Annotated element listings
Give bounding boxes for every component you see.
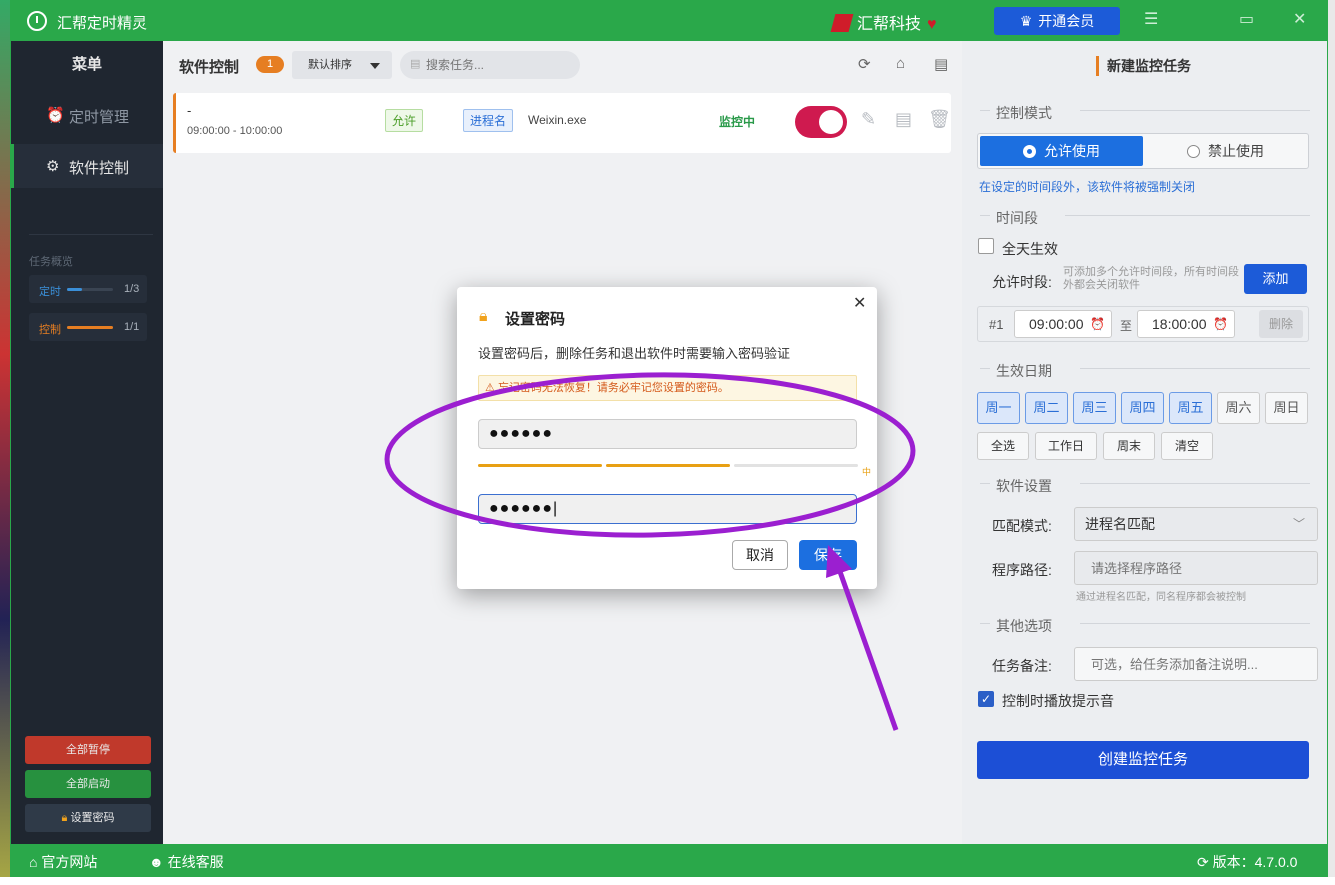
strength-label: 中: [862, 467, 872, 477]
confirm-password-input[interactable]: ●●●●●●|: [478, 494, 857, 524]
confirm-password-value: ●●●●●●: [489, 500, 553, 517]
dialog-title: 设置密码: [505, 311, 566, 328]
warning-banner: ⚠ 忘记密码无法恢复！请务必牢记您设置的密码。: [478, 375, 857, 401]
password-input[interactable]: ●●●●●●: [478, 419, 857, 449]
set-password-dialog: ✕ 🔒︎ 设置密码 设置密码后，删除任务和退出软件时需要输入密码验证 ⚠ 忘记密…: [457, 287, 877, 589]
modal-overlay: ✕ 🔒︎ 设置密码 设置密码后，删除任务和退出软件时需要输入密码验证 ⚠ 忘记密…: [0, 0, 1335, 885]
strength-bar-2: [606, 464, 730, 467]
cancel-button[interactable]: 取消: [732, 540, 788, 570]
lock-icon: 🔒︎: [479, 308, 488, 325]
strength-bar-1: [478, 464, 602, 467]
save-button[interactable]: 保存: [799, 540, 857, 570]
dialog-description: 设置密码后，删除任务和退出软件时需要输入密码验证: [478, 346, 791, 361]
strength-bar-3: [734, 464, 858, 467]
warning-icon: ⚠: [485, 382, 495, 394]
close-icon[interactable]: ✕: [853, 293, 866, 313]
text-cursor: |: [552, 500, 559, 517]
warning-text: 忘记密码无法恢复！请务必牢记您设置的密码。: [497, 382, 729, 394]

# Exercise details
Render the lines of the records above as a numbered list, omitting blank lines and leaving out the pictures.

# Solution for this exercise
1. Give bounding boxes for every component you see.
2. strength-label: 中: [862, 467, 872, 477]
3. confirm-password-input[interactable]: ●●●●●●|: [478, 494, 857, 524]
4. confirm-password-value: ●●●●●●: [489, 500, 553, 517]
5. dialog-title: 设置密码: [505, 311, 566, 328]
6. warning-banner: ⚠ 忘记密码无法恢复！请务必牢记您设置的密码。: [478, 375, 857, 401]
7. password-input[interactable]: ●●●●●●: [478, 419, 857, 449]
8. set-password-dialog: ✕ 🔒︎ 设置密码 设置密码后，删除任务和退出软件时需要输入密码验证 ⚠ 忘记密…: [457, 287, 877, 589]
9. modal-overlay: ✕ 🔒︎ 设置密码 设置密码后，删除任务和退出软件时需要输入密码验证 ⚠ 忘记密…: [0, 0, 1335, 885]
10. strength-bar-2: [606, 464, 730, 467]
11. cancel-button[interactable]: 取消: [732, 540, 788, 570]
12. lock-icon: 🔒︎: [479, 308, 488, 325]
13. strength-bar-1: [478, 464, 602, 467]
14. save-button[interactable]: 保存: [799, 540, 857, 570]
15. dialog-description: 设置密码后，删除任务和退出软件时需要输入密码验证: [478, 346, 791, 361]
16. strength-bar-3: [734, 464, 858, 467]
17. warning-icon: ⚠: [485, 382, 495, 394]
18. close-icon[interactable]: ✕: [853, 293, 866, 313]
19. text-cursor: |: [552, 500, 559, 517]
20. warning-text: 忘记密码无法恢复！请务必牢记您设置的密码。: [497, 382, 729, 394]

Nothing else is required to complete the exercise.